* Given problem
From the listing below, extract each line containing the string "title".

* Records

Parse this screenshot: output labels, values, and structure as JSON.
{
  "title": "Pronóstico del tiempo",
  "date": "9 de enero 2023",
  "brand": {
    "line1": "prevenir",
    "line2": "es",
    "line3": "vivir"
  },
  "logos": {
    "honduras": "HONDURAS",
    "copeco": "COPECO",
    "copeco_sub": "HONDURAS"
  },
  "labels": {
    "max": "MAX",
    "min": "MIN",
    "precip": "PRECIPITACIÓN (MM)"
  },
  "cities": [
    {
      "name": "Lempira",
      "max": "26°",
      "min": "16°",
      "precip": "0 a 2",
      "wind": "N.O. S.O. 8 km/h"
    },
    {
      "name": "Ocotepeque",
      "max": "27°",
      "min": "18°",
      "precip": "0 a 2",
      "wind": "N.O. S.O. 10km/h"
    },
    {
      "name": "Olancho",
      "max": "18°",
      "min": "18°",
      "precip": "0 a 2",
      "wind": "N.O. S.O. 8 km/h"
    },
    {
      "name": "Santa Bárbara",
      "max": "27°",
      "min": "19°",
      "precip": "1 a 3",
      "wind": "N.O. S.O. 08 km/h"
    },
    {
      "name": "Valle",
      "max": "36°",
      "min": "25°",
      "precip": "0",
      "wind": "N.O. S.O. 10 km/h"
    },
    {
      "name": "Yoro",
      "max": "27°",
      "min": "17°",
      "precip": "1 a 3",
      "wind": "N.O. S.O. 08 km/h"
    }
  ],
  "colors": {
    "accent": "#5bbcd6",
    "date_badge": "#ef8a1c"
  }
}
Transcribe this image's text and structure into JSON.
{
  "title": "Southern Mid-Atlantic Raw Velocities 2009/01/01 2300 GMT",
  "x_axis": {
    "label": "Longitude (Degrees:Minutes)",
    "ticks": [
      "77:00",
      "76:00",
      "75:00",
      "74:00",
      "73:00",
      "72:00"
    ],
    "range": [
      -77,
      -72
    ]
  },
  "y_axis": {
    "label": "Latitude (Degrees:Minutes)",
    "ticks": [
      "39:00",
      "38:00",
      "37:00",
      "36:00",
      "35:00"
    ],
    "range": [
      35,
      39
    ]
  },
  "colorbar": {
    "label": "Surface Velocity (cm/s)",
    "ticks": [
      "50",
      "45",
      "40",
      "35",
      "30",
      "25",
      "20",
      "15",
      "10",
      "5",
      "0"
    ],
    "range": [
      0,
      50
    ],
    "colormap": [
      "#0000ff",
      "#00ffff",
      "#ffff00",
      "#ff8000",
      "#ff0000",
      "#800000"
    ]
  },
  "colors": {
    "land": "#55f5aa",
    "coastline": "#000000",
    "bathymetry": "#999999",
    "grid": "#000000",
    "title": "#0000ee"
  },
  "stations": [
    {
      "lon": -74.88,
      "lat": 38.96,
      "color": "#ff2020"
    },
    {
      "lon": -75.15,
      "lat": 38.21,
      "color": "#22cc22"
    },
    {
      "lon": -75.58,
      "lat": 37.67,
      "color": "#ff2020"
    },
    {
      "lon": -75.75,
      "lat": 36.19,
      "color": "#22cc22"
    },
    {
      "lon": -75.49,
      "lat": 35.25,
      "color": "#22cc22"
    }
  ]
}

* Worked solution
  "title": "Pronóstico del tiempo",
  "title": "Southern Mid-Atlantic Raw Velocities 2009/01/01 2300 GMT",
    "title": "#0000ee"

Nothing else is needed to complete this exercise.